## Aim:
Search the material for the string "JSON" and copy each line where it occurs.

## Supplied records:
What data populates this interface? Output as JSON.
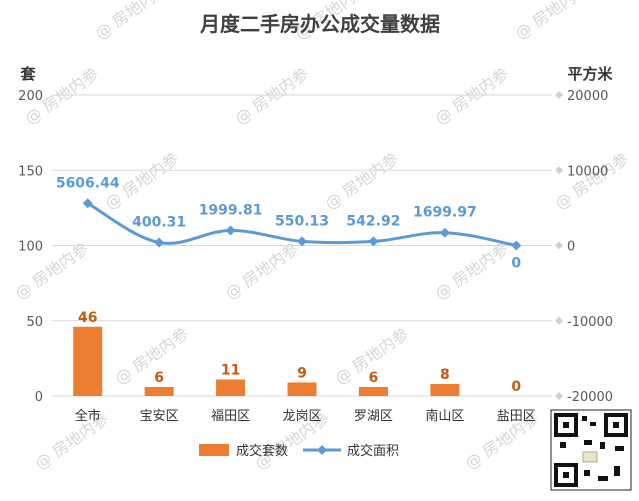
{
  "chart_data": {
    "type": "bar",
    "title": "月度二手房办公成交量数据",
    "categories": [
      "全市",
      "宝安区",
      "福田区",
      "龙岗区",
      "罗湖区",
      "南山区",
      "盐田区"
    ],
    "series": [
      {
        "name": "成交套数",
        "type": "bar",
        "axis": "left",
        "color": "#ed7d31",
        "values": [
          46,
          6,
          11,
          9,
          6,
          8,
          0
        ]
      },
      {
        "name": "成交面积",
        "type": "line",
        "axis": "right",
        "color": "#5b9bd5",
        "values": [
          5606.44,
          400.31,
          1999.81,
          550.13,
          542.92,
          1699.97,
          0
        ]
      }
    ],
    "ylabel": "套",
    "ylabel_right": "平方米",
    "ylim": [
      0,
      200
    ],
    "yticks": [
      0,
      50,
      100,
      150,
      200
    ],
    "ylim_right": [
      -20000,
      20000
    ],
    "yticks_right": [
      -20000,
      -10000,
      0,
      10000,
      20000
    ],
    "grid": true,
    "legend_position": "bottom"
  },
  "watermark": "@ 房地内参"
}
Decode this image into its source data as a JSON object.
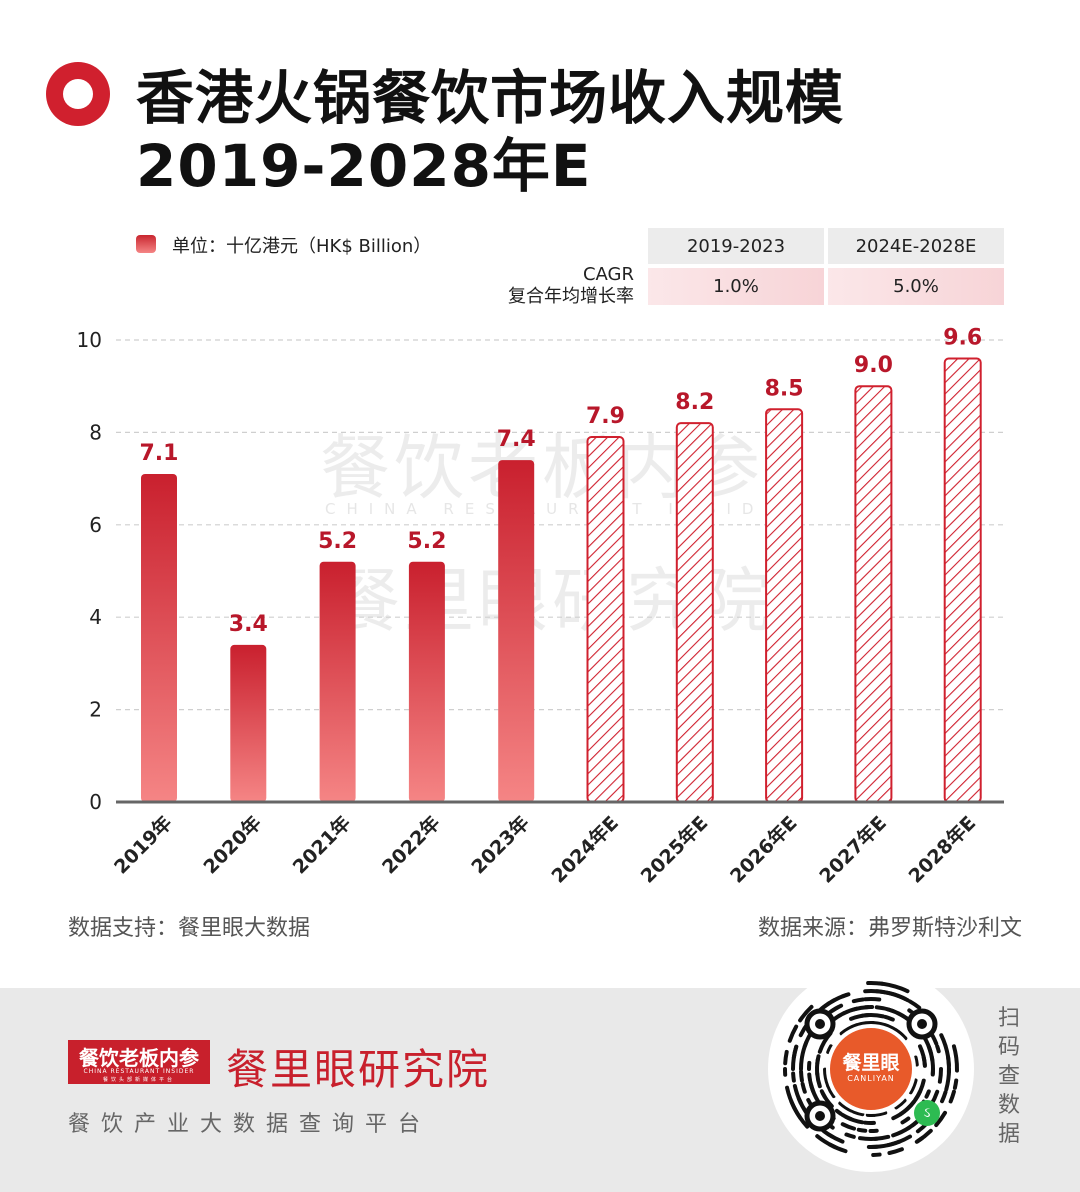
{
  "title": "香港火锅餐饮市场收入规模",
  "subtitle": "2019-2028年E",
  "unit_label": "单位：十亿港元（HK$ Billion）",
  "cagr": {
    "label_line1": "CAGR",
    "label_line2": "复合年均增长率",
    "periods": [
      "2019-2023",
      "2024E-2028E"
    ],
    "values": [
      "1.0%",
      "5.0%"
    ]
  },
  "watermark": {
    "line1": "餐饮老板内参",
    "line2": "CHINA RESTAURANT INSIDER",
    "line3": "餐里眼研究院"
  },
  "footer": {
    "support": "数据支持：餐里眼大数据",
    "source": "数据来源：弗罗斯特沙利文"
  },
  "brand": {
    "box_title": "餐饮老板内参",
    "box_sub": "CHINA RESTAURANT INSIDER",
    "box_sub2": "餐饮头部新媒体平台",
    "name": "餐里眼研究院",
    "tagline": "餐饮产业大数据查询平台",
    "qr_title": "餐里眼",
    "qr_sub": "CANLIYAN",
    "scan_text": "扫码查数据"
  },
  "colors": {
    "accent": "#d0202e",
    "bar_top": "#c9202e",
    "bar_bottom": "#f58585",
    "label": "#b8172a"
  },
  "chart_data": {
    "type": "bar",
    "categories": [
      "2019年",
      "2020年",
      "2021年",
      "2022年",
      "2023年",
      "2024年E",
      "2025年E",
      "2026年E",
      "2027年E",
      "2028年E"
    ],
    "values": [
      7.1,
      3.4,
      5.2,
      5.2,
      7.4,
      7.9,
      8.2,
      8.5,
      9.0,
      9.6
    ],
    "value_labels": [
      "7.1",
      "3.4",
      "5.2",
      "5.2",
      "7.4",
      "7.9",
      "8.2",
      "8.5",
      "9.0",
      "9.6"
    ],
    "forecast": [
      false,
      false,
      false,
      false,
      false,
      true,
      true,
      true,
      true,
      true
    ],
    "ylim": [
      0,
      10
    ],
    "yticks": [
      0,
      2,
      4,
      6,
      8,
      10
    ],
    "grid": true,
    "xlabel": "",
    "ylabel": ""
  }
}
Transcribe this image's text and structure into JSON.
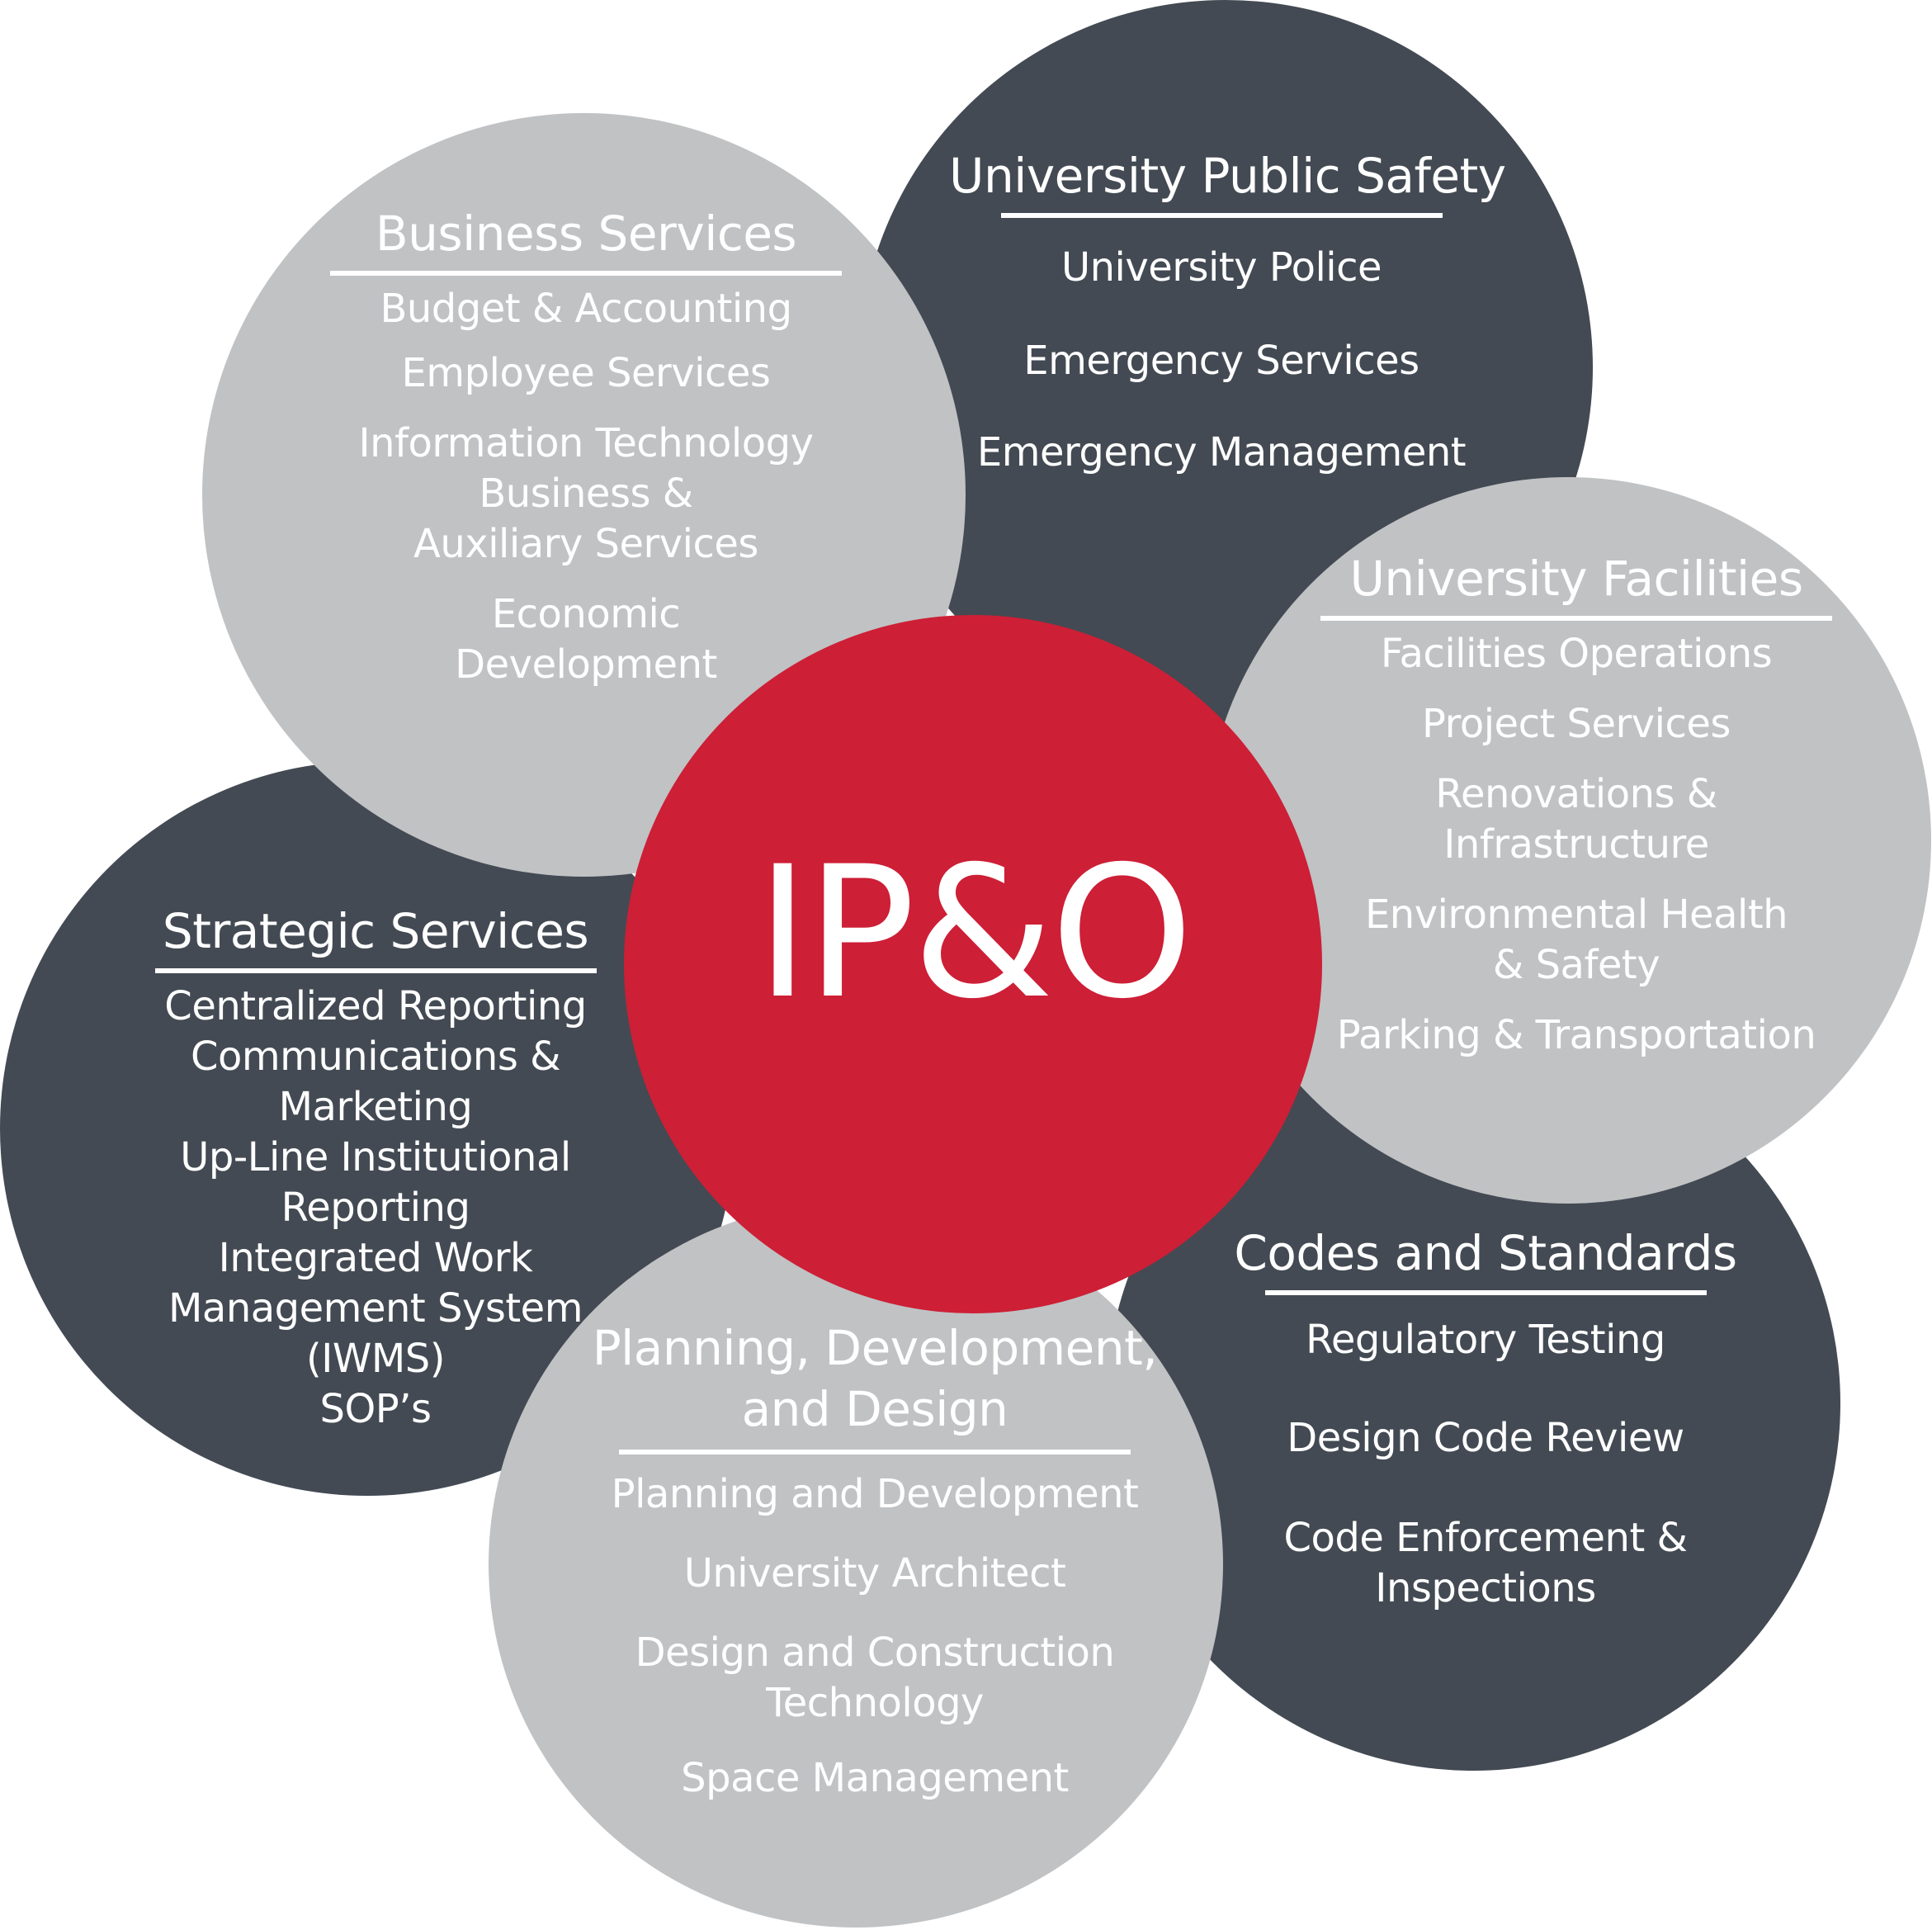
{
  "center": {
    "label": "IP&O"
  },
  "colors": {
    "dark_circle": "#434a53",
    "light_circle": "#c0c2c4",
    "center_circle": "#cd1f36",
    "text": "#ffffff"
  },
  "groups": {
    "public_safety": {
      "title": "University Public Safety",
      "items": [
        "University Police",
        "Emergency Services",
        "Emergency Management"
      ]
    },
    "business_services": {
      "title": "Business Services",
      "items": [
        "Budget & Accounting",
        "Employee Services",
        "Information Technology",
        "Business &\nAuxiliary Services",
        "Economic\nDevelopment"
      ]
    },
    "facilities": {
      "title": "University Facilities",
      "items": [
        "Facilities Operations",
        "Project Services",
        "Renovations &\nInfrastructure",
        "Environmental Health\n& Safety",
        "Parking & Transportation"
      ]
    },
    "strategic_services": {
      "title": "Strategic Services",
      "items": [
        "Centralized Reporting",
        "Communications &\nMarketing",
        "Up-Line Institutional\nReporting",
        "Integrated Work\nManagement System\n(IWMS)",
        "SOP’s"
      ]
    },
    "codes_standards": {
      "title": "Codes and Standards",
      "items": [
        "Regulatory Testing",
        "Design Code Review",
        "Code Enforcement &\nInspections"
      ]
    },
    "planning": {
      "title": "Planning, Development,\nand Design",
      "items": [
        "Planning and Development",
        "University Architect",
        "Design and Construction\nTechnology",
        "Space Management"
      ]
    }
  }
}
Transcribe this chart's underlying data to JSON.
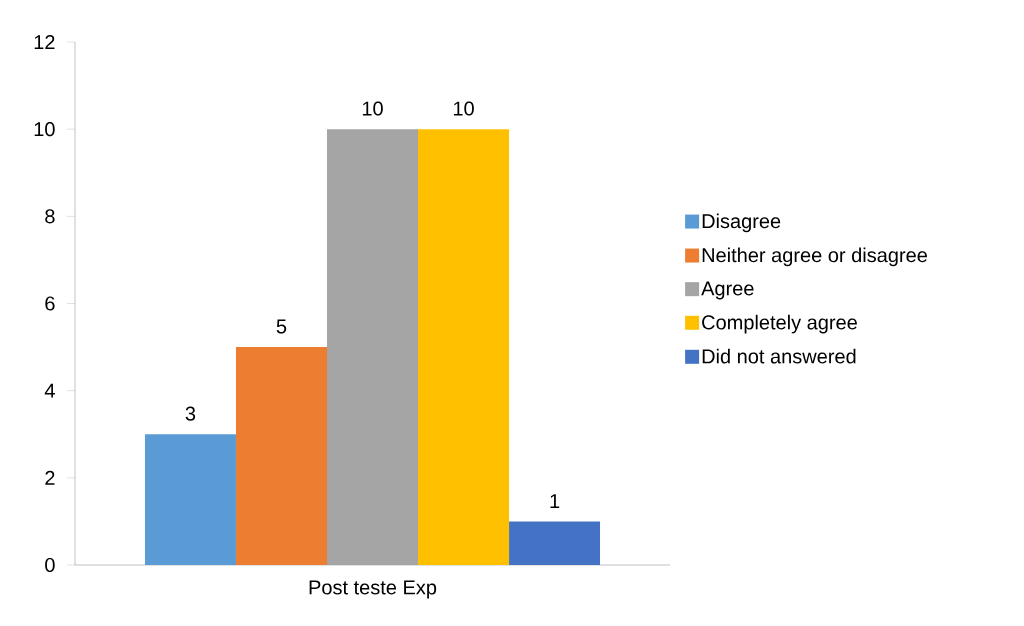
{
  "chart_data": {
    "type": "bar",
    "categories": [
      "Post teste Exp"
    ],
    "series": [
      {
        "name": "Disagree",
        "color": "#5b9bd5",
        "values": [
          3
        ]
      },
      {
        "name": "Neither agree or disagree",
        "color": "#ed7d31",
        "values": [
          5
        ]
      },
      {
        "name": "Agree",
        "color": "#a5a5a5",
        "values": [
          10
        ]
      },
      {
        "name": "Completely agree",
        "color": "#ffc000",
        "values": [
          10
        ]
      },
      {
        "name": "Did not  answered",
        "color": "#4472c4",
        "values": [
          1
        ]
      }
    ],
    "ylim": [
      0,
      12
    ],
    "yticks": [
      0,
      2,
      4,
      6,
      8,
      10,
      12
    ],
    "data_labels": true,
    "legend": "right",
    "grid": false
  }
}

## Written solution:
What data populates this interface? Output as JSON.
Decode this image into its source data as a JSON object.
Transcribe this image's text and structure into JSON.
Transcribe this chart's underlying data to JSON.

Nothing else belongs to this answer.